◆ WHAT TO PRODUCE
Find the word "brightness" in the material below and gather every line that contains it.

◆ Excerpts from a figure dataset
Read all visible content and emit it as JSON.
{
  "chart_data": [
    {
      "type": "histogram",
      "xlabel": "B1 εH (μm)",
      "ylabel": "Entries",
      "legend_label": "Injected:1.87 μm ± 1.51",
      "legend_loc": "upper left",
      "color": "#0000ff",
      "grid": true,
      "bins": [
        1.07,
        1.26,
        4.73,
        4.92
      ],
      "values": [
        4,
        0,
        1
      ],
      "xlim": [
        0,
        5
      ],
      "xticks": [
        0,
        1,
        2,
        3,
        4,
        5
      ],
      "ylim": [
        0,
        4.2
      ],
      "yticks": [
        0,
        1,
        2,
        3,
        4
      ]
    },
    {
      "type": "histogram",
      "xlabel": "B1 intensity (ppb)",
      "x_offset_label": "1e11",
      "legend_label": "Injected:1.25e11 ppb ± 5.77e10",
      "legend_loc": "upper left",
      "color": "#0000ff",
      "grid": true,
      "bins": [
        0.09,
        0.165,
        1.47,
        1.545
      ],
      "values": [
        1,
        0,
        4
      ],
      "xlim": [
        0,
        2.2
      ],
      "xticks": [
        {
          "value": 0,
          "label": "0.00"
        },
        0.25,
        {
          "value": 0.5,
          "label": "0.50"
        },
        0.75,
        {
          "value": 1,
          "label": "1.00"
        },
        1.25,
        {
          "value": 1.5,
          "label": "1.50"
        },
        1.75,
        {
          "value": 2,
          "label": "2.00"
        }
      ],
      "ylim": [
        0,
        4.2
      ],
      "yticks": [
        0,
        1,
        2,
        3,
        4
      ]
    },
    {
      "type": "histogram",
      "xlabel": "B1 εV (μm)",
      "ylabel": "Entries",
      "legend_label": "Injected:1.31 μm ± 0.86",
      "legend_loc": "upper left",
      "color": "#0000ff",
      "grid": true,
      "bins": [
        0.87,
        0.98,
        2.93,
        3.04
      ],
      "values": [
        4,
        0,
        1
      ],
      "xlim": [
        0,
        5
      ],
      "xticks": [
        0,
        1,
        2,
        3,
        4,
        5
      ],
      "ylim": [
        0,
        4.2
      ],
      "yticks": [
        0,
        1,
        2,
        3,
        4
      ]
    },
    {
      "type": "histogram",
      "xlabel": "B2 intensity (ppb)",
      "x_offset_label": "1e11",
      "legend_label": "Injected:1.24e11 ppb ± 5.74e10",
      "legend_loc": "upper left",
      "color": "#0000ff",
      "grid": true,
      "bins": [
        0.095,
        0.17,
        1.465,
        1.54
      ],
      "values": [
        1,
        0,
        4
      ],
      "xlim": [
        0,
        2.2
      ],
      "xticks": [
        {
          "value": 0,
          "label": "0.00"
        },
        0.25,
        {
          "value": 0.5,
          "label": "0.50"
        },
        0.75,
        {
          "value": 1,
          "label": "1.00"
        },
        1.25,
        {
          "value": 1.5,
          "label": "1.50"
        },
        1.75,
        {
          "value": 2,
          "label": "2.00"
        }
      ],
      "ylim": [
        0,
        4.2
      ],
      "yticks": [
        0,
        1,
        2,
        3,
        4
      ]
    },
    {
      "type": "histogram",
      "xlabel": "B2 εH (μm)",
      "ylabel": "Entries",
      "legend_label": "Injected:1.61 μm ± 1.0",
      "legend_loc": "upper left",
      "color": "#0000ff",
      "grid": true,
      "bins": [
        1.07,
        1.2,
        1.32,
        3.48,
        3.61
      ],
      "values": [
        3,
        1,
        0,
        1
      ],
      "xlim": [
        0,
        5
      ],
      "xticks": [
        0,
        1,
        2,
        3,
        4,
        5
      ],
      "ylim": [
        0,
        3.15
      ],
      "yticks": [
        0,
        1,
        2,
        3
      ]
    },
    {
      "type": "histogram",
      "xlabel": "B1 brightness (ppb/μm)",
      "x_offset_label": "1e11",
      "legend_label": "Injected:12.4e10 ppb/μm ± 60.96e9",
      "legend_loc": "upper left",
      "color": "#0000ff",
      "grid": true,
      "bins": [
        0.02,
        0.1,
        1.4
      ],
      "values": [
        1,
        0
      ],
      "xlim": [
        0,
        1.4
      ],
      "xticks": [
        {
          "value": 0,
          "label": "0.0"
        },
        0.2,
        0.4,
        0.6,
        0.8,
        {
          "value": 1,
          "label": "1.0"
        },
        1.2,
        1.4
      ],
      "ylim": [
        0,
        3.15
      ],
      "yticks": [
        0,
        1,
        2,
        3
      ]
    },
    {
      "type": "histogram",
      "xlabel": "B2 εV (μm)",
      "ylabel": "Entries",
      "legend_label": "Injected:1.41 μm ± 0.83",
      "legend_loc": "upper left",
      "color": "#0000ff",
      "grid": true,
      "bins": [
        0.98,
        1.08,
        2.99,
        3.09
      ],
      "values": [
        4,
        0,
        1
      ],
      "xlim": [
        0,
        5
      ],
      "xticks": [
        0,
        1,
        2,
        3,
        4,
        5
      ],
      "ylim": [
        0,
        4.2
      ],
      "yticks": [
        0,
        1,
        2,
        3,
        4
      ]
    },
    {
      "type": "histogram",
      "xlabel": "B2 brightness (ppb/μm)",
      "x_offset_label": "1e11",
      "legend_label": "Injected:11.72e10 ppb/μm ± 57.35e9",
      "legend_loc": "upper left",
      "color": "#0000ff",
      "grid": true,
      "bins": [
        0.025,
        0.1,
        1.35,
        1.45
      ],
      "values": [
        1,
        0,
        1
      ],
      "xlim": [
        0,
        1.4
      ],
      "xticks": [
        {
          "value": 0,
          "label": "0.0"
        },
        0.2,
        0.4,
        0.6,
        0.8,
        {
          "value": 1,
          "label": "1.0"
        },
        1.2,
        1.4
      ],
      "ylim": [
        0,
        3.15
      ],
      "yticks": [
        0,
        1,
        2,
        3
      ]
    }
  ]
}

◆ SOLUTION TO THIS PROBLEM
      "xlabel": "B1 brightness (ppb/μm)",
      "xlabel": "B2 brightness (ppb/μm)",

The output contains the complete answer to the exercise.